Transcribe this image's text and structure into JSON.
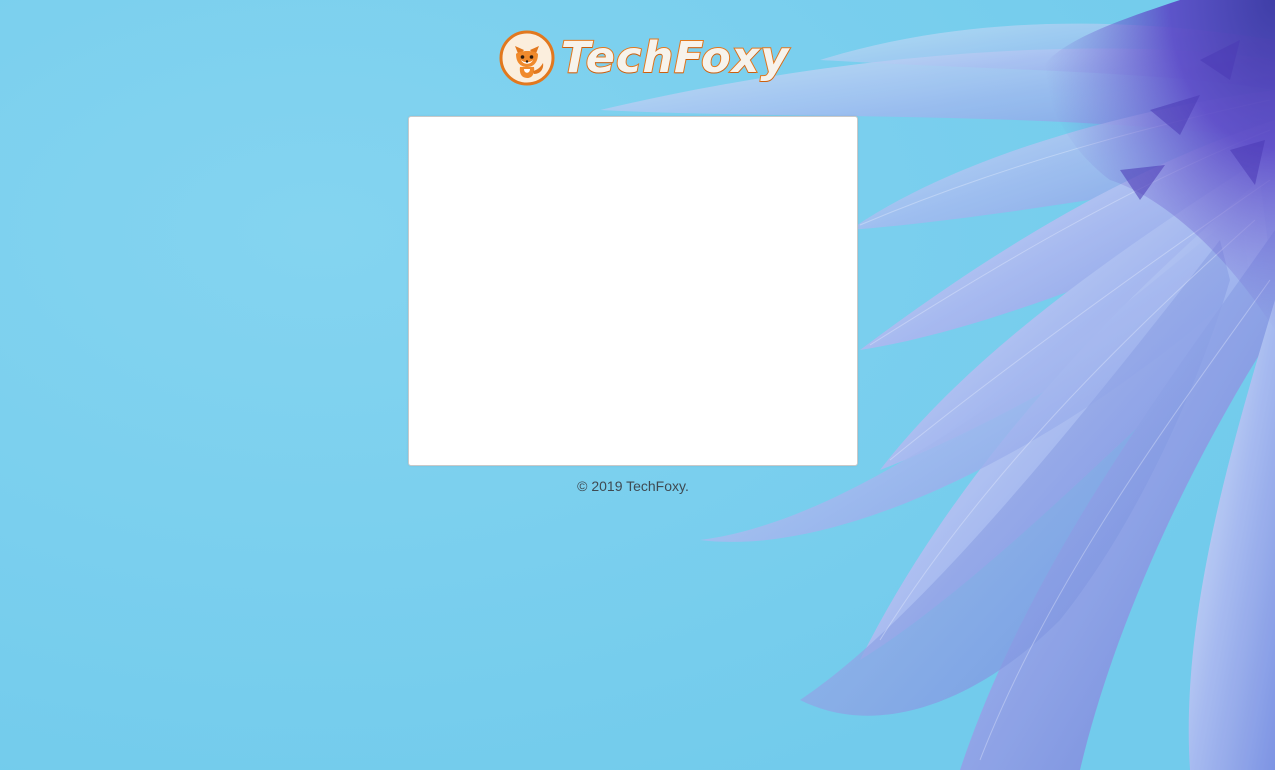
{
  "brand": {
    "name": "TechFoxy",
    "logo_icon": "fox-mascot-icon",
    "accent_color": "#e2781e"
  },
  "background": {
    "base_color": "#79cfee",
    "image": "blue-daisy-petals"
  },
  "card": {
    "background_color": "#ffffff"
  },
  "footer": {
    "copyright": "© 2019 TechFoxy."
  }
}
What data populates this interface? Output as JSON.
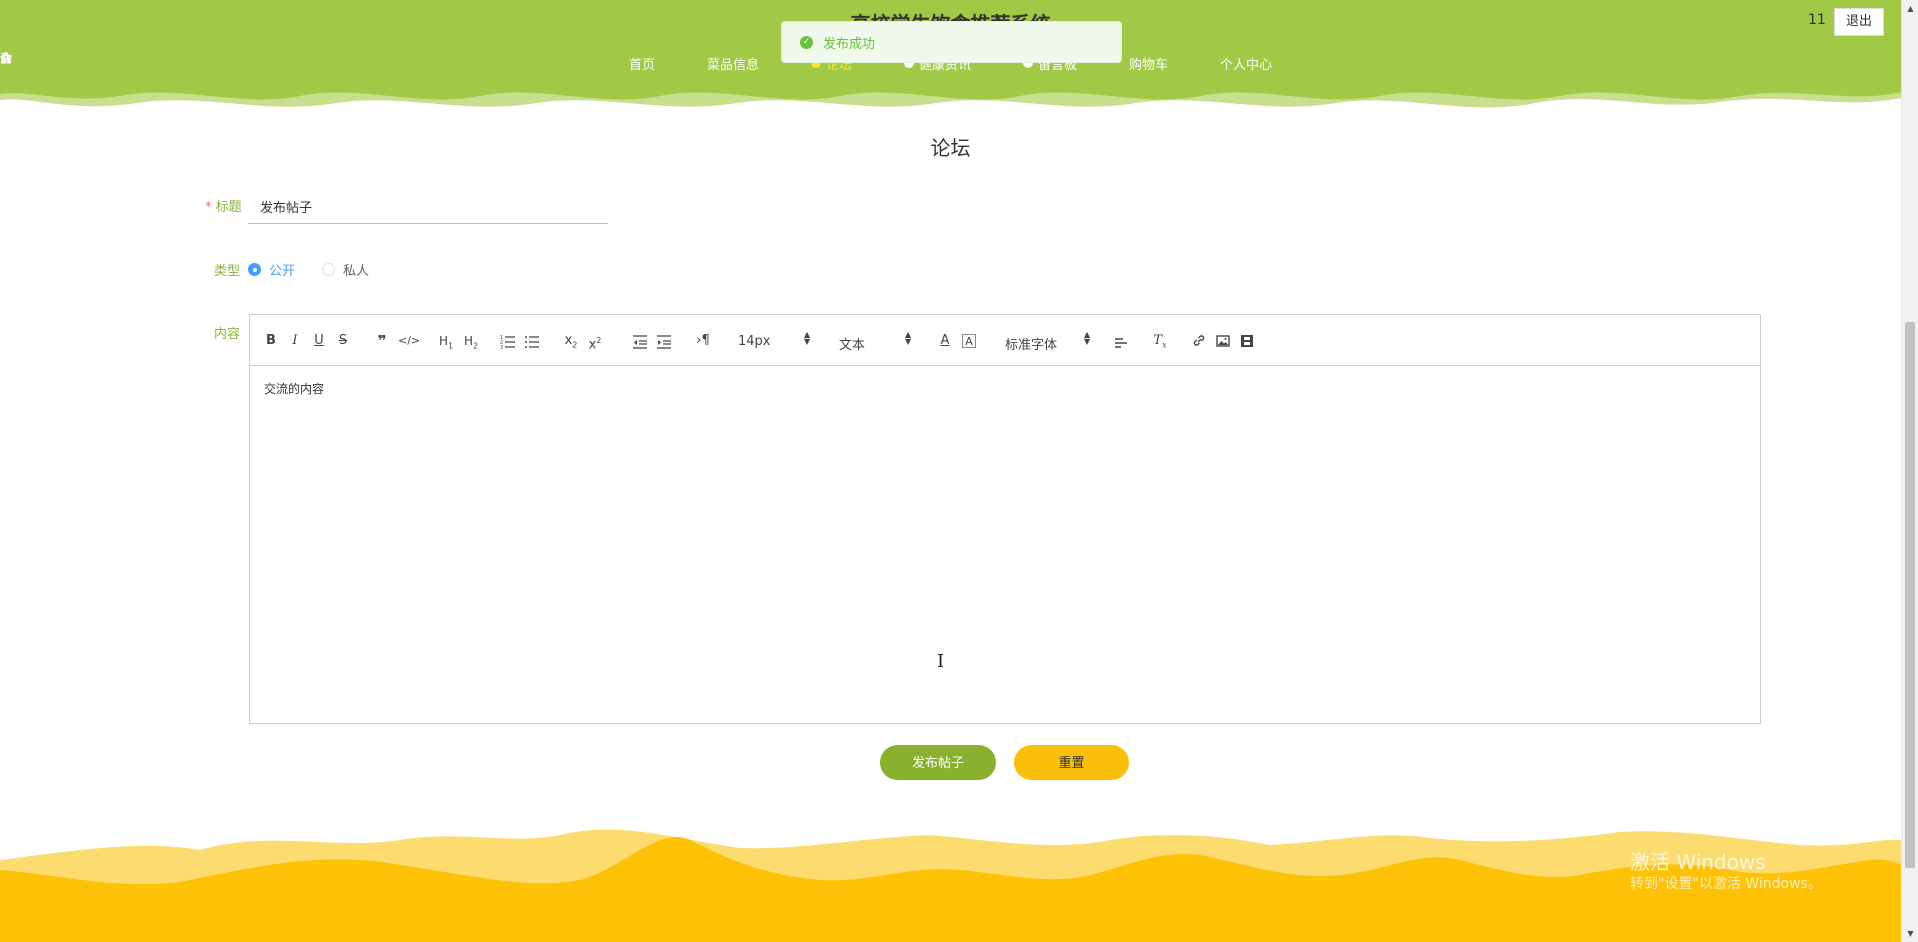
{
  "header": {
    "site_title": "高校学生饮食推荐系统",
    "user_number": "11",
    "logout_label": "退出",
    "nav": [
      {
        "label": "首页",
        "icon": "star-icon",
        "active": false
      },
      {
        "label": "菜品信息",
        "icon": "bag-icon",
        "active": false
      },
      {
        "label": "论坛",
        "icon": "dot-icon",
        "active": true
      },
      {
        "label": "健康资讯",
        "icon": "dot-icon",
        "active": false
      },
      {
        "label": "留言板",
        "icon": "dot-icon",
        "active": false
      },
      {
        "label": "购物车",
        "icon": "cart-icon",
        "active": false
      },
      {
        "label": "个人中心",
        "icon": "user-icon",
        "active": false
      }
    ]
  },
  "toast": {
    "message": "发布成功",
    "icon": "success-check-icon"
  },
  "page": {
    "title": "论坛"
  },
  "form": {
    "title_label": "标题",
    "title_required_mark": "*",
    "title_value": "发布帖子",
    "type_label": "类型",
    "type_options": [
      {
        "label": "公开",
        "checked": true
      },
      {
        "label": "私人",
        "checked": false
      }
    ],
    "content_label": "内容",
    "content_value": "交流的内容",
    "toolbar": {
      "font_size": "14px",
      "heading": "文本",
      "font_family": "标准字体"
    },
    "submit_label": "发布帖子",
    "reset_label": "重置"
  },
  "watermark": {
    "line1": "激活 Windows",
    "line2": "转到\"设置\"以激活 Windows。"
  },
  "colors": {
    "header_green": "#a2c946",
    "footer_yellow": "#fdc105",
    "accent_green": "#8ab12e",
    "accent_yellow": "#f9bf0a"
  }
}
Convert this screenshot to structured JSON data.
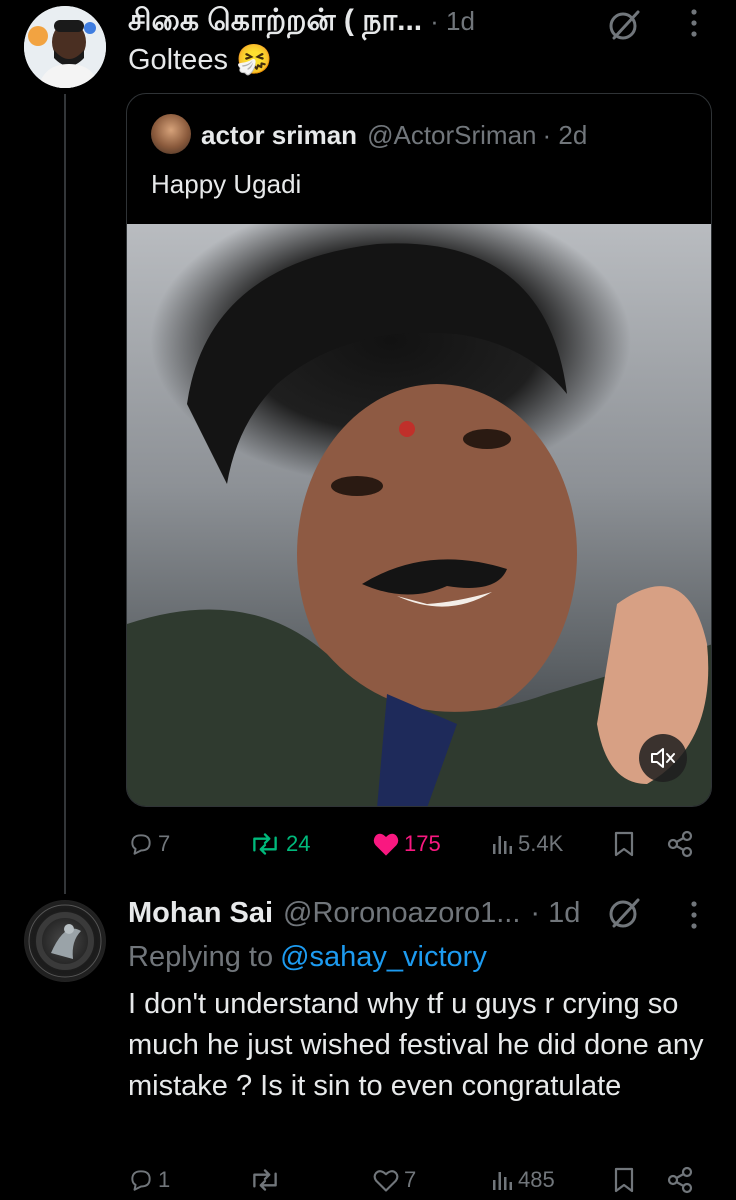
{
  "tweet1": {
    "author_name": "சிகை கொற்றன் ( நா...",
    "time": "· 1d",
    "text": "Goltees 🤧"
  },
  "quote": {
    "author_name": "actor sriman",
    "handle": "@ActorSriman",
    "time": "· 2d",
    "text": "Happy Ugadi"
  },
  "tweet1_actions": {
    "replies": "7",
    "reposts": "24",
    "likes": "175",
    "views": "5.4K"
  },
  "tweet2": {
    "author_name": "Mohan Sai",
    "handle": "@Roronoazoro1...",
    "time": "· 1d",
    "replying_prefix": "Replying to ",
    "replying_handle": "@sahay_victory",
    "text": "I don't understand why tf u guys r crying so much he just wished festival he did done any mistake ? Is it sin to even congratulate"
  },
  "tweet2_actions": {
    "replies": "1",
    "reposts": "",
    "likes": "7",
    "views": "485"
  },
  "colors": {
    "background": "#000000",
    "text": "#e7e9ea",
    "muted": "#71767b",
    "link": "#1d9bf0",
    "repost_green": "#00ba7c",
    "like_pink": "#f91880"
  },
  "icons": [
    "reply-icon",
    "repost-icon",
    "like-icon",
    "views-icon",
    "bookmark-icon",
    "share-icon",
    "grok-icon",
    "more-icon",
    "mute-icon"
  ]
}
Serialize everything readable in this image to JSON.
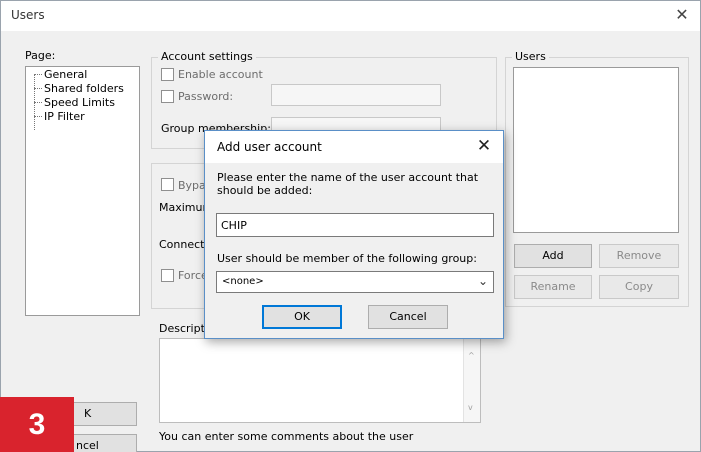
{
  "window": {
    "title": "Users"
  },
  "page_panel": {
    "label": "Page:",
    "items": [
      "General",
      "Shared folders",
      "Speed Limits",
      "IP Filter"
    ]
  },
  "account_settings": {
    "title": "Account settings",
    "enable_account": "Enable account",
    "password": "Password:",
    "group_membership": "Group membership:"
  },
  "options_partial": {
    "bypass": "Bypas",
    "maximum": "Maximum",
    "connections": "Connecti",
    "force": "Force"
  },
  "description": {
    "label": "Descriptio",
    "hint": "You can enter some comments about the user"
  },
  "users_panel": {
    "title": "Users",
    "add": "Add",
    "remove": "Remove",
    "rename": "Rename",
    "copy": "Copy"
  },
  "left_buttons": {
    "ok_partial": "K",
    "cancel_partial": "ncel"
  },
  "badge": {
    "number": "3",
    "color": "#d9232d"
  },
  "dialog": {
    "title": "Add user account",
    "prompt": "Please enter the name of the user account that should be added:",
    "username_value": "CHIP",
    "group_label": "User should be member of the following group:",
    "group_selected": "<none>",
    "ok": "OK",
    "cancel": "Cancel"
  },
  "icons": {
    "close": "close-icon",
    "dropdown": "chevron-down-icon",
    "scroll_up": "scroll-up-arrow-icon",
    "scroll_down": "scroll-down-arrow-icon"
  }
}
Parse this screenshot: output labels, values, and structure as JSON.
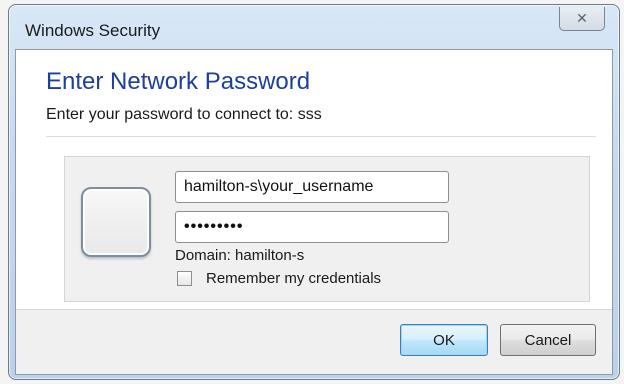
{
  "window": {
    "title": "Windows Security",
    "close_glyph": "✕"
  },
  "dialog": {
    "heading": "Enter Network Password",
    "subheading": "Enter your password to connect to: sss"
  },
  "credentials": {
    "username_value": "hamilton-s\\your_username",
    "password_value": "•••••••••",
    "domain_text": "Domain: hamilton-s",
    "remember_label": "Remember my credentials",
    "remember_checked": false
  },
  "buttons": {
    "ok_label": "OK",
    "cancel_label": "Cancel"
  },
  "colors": {
    "heading": "#1e3e9e",
    "ok_border": "#3c7fb1"
  },
  "icons": {
    "close": "close-icon",
    "user_tile": "user-tile-icon"
  }
}
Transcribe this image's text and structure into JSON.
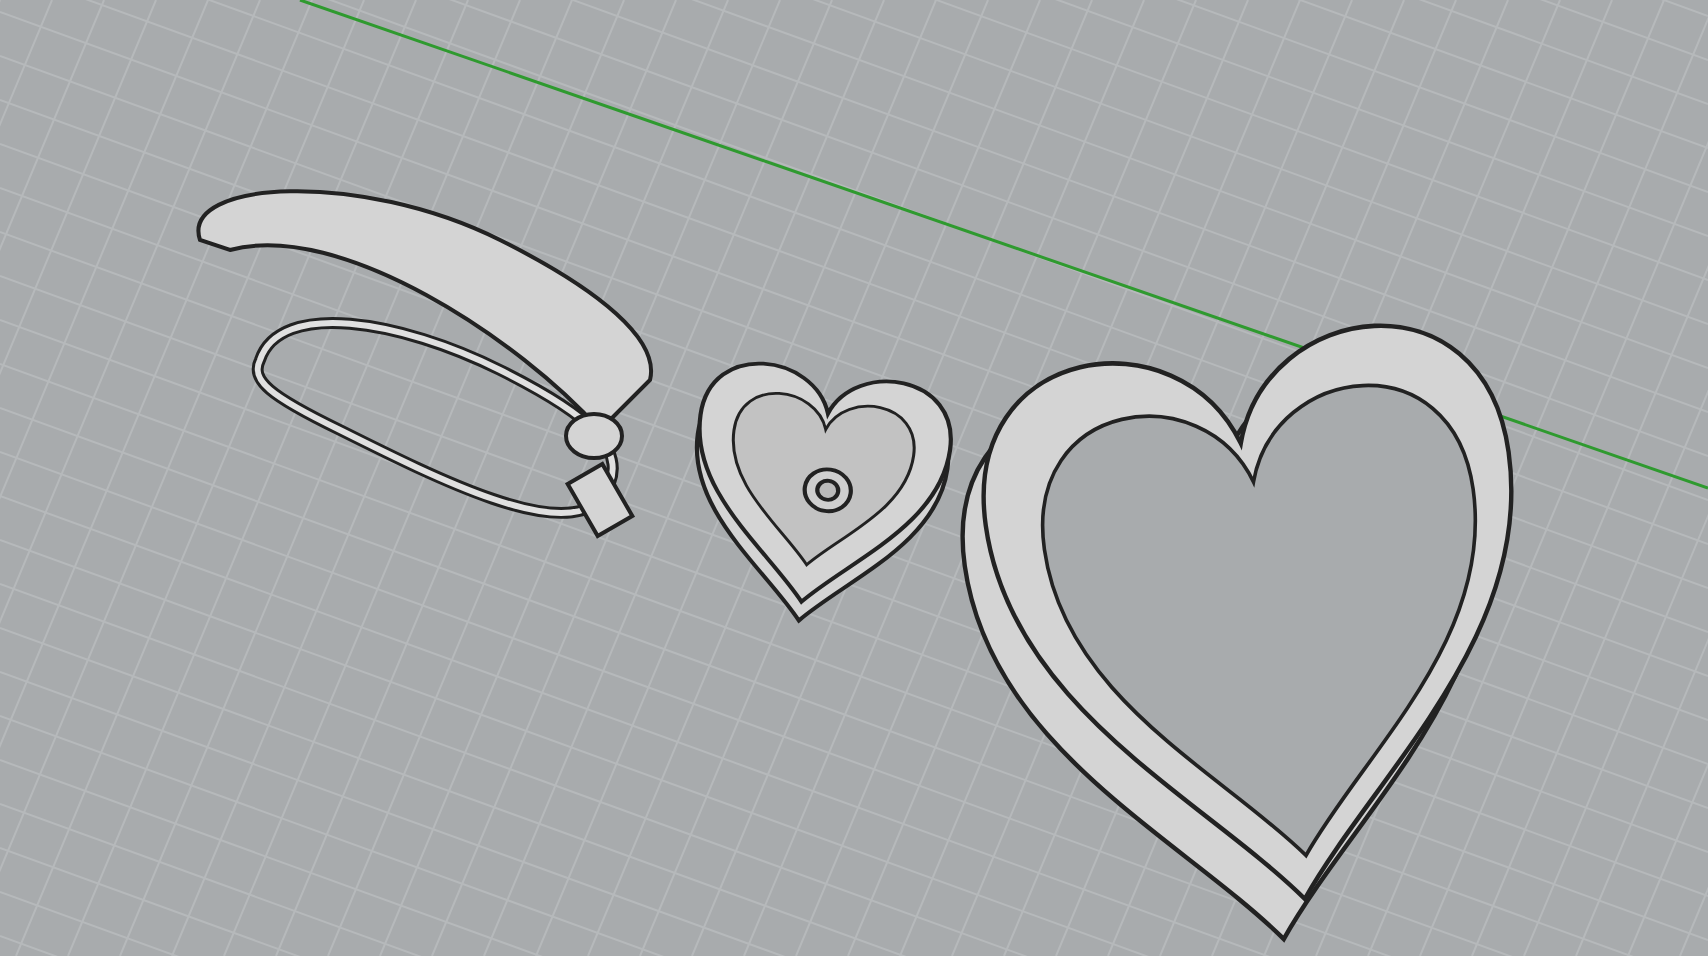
{
  "viewport": {
    "kind": "perspective"
  }
}
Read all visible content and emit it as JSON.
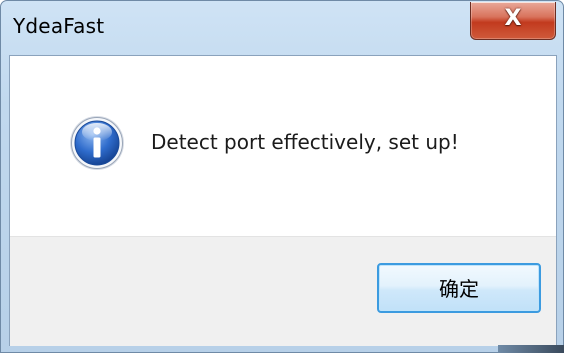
{
  "window": {
    "title": "YdeaFast",
    "close_symbol": "X"
  },
  "dialog": {
    "icon": "information-icon",
    "message": "Detect port effectively, set up!",
    "ok_label": "确定"
  },
  "colors": {
    "titlebar": "#c0d8ee",
    "close_button": "#c23a1e",
    "info_icon": "#2c5fb8",
    "button_area": "#f0f0f0",
    "ok_border": "#3c9be0"
  }
}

######

▶ [Task instructions]:
Repeat the full listing above exactly, with no pictures in the copy.

▶ [Output below]:
Transcribe this image's text and structure into JSON.
{
  "brand": {
    "name": "TechFoxy",
    "logo_icon": "fox-mascot-icon",
    "accent_color": "#e2781e"
  },
  "background": {
    "base_color": "#79cfee",
    "image": "blue-daisy-petals"
  },
  "card": {
    "background_color": "#ffffff"
  },
  "footer": {
    "copyright": "© 2019 TechFoxy."
  }
}
What data populates this interface? Output as JSON.
{
  "header": {
    "site_title": "高校学生饮食推荐系统",
    "user_number": "11",
    "logout_label": "退出",
    "nav": [
      {
        "label": "首页",
        "icon": "star-icon",
        "active": false
      },
      {
        "label": "菜品信息",
        "icon": "bag-icon",
        "active": false
      },
      {
        "label": "论坛",
        "icon": "dot-icon",
        "active": true
      },
      {
        "label": "健康资讯",
        "icon": "dot-icon",
        "active": false
      },
      {
        "label": "留言板",
        "icon": "dot-icon",
        "active": false
      },
      {
        "label": "购物车",
        "icon": "cart-icon",
        "active": false
      },
      {
        "label": "个人中心",
        "icon": "user-icon",
        "active": false
      }
    ]
  },
  "toast": {
    "message": "发布成功",
    "icon": "success-check-icon"
  },
  "page": {
    "title": "论坛"
  },
  "form": {
    "title_label": "标题",
    "title_required_mark": "*",
    "title_value": "发布帖子",
    "type_label": "类型",
    "type_options": [
      {
        "label": "公开",
        "checked": true
      },
      {
        "label": "私人",
        "checked": false
      }
    ],
    "content_label": "内容",
    "content_value": "交流的内容",
    "toolbar": {
      "font_size": "14px",
      "heading": "文本",
      "font_family": "标准字体"
    },
    "submit_label": "发布帖子",
    "reset_label": "重置"
  },
  "watermark": {
    "line1": "激活 Windows",
    "line2": "转到\"设置\"以激活 Windows。"
  },
  "colors": {
    "header_green": "#a2c946",
    "footer_yellow": "#fdc105",
    "accent_green": "#8ab12e",
    "accent_yellow": "#f9bf0a"
  }
}
Convert this screenshot to structured JSON data.
{
  "tweet1": {
    "author_name": "சிகை கொற்றன் ( நா...",
    "time": "· 1d",
    "text": "Goltees 🤧"
  },
  "quote": {
    "author_name": "actor sriman",
    "handle": "@ActorSriman",
    "time": "· 2d",
    "text": "Happy Ugadi"
  },
  "tweet1_actions": {
    "replies": "7",
    "reposts": "24",
    "likes": "175",
    "views": "5.4K"
  },
  "tweet2": {
    "author_name": "Mohan Sai",
    "handle": "@Roronoazoro1...",
    "time": "· 1d",
    "replying_prefix": "Replying to ",
    "replying_handle": "@sahay_victory",
    "text": "I don't understand why tf u guys r crying so much he just wished festival he did done any mistake ? Is it sin to even congratulate"
  },
  "tweet2_actions": {
    "replies": "1",
    "reposts": "",
    "likes": "7",
    "views": "485"
  },
  "colors": {
    "background": "#000000",
    "text": "#e7e9ea",
    "muted": "#71767b",
    "link": "#1d9bf0",
    "repost_green": "#00ba7c",
    "like_pink": "#f91880"
  },
  "icons": [
    "reply-icon",
    "repost-icon",
    "like-icon",
    "views-icon",
    "bookmark-icon",
    "share-icon",
    "grok-icon",
    "more-icon",
    "mute-icon"
  ]
}
Serialize everything readable in this image to JSON.
{
  "window": {
    "title": "Users"
  },
  "page_panel": {
    "label": "Page:",
    "items": [
      "General",
      "Shared folders",
      "Speed Limits",
      "IP Filter"
    ]
  },
  "account_settings": {
    "title": "Account settings",
    "enable_account": "Enable account",
    "password": "Password:",
    "group_membership": "Group membership:"
  },
  "options_partial": {
    "bypass": "Bypas",
    "maximum": "Maximum",
    "connections": "Connecti",
    "force": "Force"
  },
  "description": {
    "label": "Descriptio",
    "hint": "You can enter some comments about the user"
  },
  "users_panel": {
    "title": "Users",
    "add": "Add",
    "remove": "Remove",
    "rename": "Rename",
    "copy": "Copy"
  },
  "left_buttons": {
    "ok_partial": "K",
    "cancel_partial": "ncel"
  },
  "badge": {
    "number": "3",
    "color": "#d9232d"
  },
  "dialog": {
    "title": "Add user account",
    "prompt": "Please enter the name of the user account that should be added:",
    "username_value": "CHIP",
    "group_label": "User should be member of the following group:",
    "group_selected": "<none>",
    "ok": "OK",
    "cancel": "Cancel"
  },
  "icons": {
    "close": "close-icon",
    "dropdown": "chevron-down-icon",
    "scroll_up": "scroll-up-arrow-icon",
    "scroll_down": "scroll-down-arrow-icon"
  }
}
Parse this screenshot: output labels, values, and structure as JSON.
{
  "window": {
    "title": "Windows Security",
    "close_glyph": "✕"
  },
  "dialog": {
    "heading": "Enter Network Password",
    "subheading": "Enter your password to connect to: sss"
  },
  "credentials": {
    "username_value": "hamilton-s\\your_username",
    "password_value": "•••••••••",
    "domain_text": "Domain: hamilton-s",
    "remember_label": "Remember my credentials",
    "remember_checked": false
  },
  "buttons": {
    "ok_label": "OK",
    "cancel_label": "Cancel"
  },
  "colors": {
    "heading": "#1e3e9e",
    "ok_border": "#3c7fb1"
  },
  "icons": {
    "close": "close-icon",
    "user_tile": "user-tile-icon"
  }
}
Transcribe this image's text and structure into JSON.
{
  "viewport": {
    "kind": "perspective"
  }
}
Read all visible content and emit it as JSON.
{
  "window": {
    "title": "YdeaFast",
    "close_symbol": "X"
  },
  "dialog": {
    "icon": "information-icon",
    "message": "Detect port effectively, set up!",
    "ok_label": "确定"
  },
  "colors": {
    "titlebar": "#c0d8ee",
    "close_button": "#c23a1e",
    "info_icon": "#2c5fb8",
    "button_area": "#f0f0f0",
    "ok_border": "#3c9be0"
  }
}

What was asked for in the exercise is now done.